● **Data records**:
____________________

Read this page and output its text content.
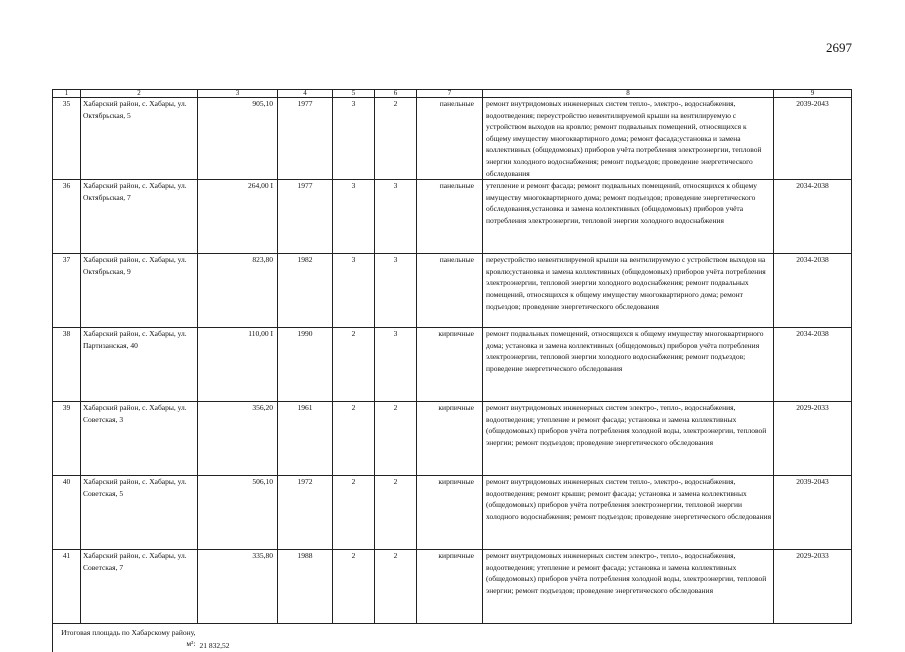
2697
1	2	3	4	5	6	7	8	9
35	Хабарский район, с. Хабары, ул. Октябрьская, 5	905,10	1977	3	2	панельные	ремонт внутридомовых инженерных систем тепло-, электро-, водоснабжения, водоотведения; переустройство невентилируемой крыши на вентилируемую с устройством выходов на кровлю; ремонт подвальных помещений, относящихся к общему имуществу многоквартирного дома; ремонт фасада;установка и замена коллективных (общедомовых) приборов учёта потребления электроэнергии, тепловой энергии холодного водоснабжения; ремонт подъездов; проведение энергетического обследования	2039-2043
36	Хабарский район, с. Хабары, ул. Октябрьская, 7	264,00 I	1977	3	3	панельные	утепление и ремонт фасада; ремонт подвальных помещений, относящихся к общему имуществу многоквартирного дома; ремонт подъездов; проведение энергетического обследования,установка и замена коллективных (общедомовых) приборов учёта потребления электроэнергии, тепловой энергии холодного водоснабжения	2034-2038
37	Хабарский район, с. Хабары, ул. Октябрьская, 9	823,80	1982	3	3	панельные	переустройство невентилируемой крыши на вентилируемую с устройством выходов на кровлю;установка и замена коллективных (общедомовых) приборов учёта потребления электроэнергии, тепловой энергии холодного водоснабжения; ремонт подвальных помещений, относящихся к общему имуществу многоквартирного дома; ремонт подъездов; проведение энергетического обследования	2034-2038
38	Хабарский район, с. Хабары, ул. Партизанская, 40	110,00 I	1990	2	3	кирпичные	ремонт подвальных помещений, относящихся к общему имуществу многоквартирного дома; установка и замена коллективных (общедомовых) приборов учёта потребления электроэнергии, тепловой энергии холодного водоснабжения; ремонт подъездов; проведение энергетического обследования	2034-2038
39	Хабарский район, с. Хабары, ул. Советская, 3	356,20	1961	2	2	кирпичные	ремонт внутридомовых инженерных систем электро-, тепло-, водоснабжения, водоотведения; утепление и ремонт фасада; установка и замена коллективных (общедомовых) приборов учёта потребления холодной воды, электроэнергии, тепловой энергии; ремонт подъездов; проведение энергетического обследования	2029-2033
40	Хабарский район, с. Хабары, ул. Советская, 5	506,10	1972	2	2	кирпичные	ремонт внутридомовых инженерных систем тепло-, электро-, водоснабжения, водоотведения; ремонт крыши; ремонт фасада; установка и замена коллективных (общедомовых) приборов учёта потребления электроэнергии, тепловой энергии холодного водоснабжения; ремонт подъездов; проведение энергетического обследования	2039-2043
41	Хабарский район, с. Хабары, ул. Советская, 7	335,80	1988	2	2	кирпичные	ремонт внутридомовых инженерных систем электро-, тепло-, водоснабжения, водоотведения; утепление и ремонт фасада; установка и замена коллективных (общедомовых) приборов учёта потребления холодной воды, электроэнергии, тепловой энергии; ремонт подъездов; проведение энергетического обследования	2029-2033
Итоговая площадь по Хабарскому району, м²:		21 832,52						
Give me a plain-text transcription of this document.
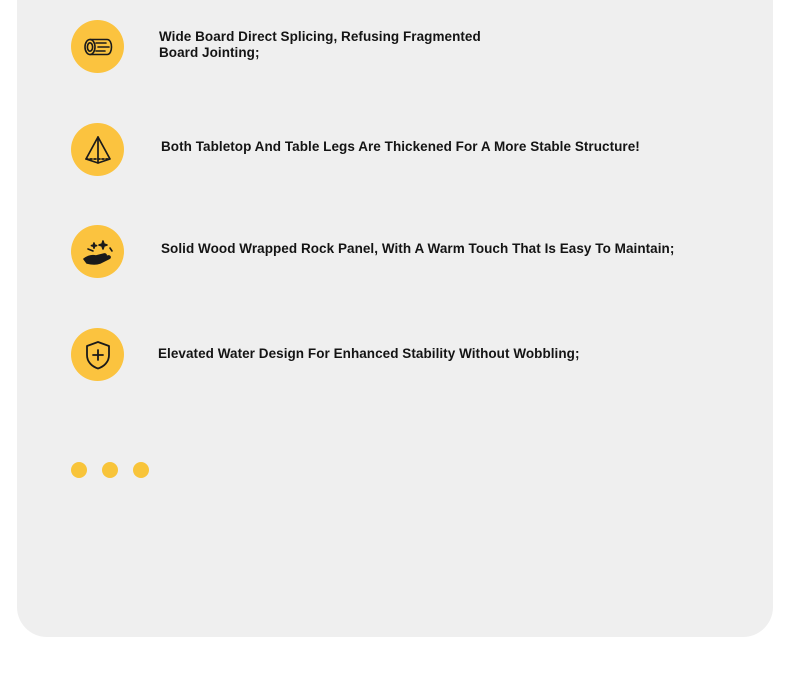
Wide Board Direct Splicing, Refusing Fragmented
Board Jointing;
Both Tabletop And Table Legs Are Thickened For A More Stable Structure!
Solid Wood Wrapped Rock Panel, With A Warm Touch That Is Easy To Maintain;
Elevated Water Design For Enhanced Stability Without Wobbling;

____________________

● **Instructions to follow**: The pictures in the entries should be left out; output everything else exactly.

● **Task result**:
Read this page and output its text content.
2697
1	2	3	4	5	6	7	8	9
35	Хабарский район, с. Хабары, ул. Октябрьская, 5	905,10	1977	3	2	панельные	ремонт внутридомовых инженерных систем тепло-, электро-, водоснабжения, водоотведения; переустройство невентилируемой крыши на вентилируемую с устройством выходов на кровлю; ремонт подвальных помещений, относящихся к общему имуществу многоквартирного дома; ремонт фасада;установка и замена коллективных (общедомовых) приборов учёта потребления электроэнергии, тепловой энергии холодного водоснабжения; ремонт подъездов; проведение энергетического обследования	2039-2043
36	Хабарский район, с. Хабары, ул. Октябрьская, 7	264,00 I	1977	3	3	панельные	утепление и ремонт фасада; ремонт подвальных помещений, относящихся к общему имуществу многоквартирного дома; ремонт подъездов; проведение энергетического обследования,установка и замена коллективных (общедомовых) приборов учёта потребления электроэнергии, тепловой энергии холодного водоснабжения	2034-2038
37	Хабарский район, с. Хабары, ул. Октябрьская, 9	823,80	1982	3	3	панельные	переустройство невентилируемой крыши на вентилируемую с устройством выходов на кровлю;установка и замена коллективных (общедомовых) приборов учёта потребления электроэнергии, тепловой энергии холодного водоснабжения; ремонт подвальных помещений, относящихся к общему имуществу многоквартирного дома; ремонт подъездов; проведение энергетического обследования	2034-2038
38	Хабарский район, с. Хабары, ул. Партизанская, 40	110,00 I	1990	2	3	кирпичные	ремонт подвальных помещений, относящихся к общему имуществу многоквартирного дома; установка и замена коллективных (общедомовых) приборов учёта потребления электроэнергии, тепловой энергии холодного водоснабжения; ремонт подъездов; проведение энергетического обследования	2034-2038
39	Хабарский район, с. Хабары, ул. Советская, 3	356,20	1961	2	2	кирпичные	ремонт внутридомовых инженерных систем электро-, тепло-, водоснабжения, водоотведения; утепление и ремонт фасада; установка и замена коллективных (общедомовых) приборов учёта потребления холодной воды, электроэнергии, тепловой энергии; ремонт подъездов; проведение энергетического обследования	2029-2033
40	Хабарский район, с. Хабары, ул. Советская, 5	506,10	1972	2	2	кирпичные	ремонт внутридомовых инженерных систем тепло-, электро-, водоснабжения, водоотведения; ремонт крыши; ремонт фасада; установка и замена коллективных (общедомовых) приборов учёта потребления электроэнергии, тепловой энергии холодного водоснабжения; ремонт подъездов; проведение энергетического обследования	2039-2043
41	Хабарский район, с. Хабары, ул. Советская, 7	335,80	1988	2	2	кирпичные	ремонт внутридомовых инженерных систем электро-, тепло-, водоснабжения, водоотведения; утепление и ремонт фасада; установка и замена коллективных (общедомовых) приборов учёта потребления холодной воды, электроэнергии, тепловой энергии; ремонт подъездов; проведение энергетического обследования	2029-2033
Итоговая площадь по Хабарскому району, м²:		21 832,52						
Give me a plain-text transcription of this document.
Wide Board Direct Splicing, Refusing Fragmented
Board Jointing;
Both Tabletop And Table Legs Are Thickened For A More Stable Structure!
Solid Wood Wrapped Rock Panel, With A Warm Touch That Is Easy To Maintain;
Elevated Water Design For Enhanced Stability Without Wobbling;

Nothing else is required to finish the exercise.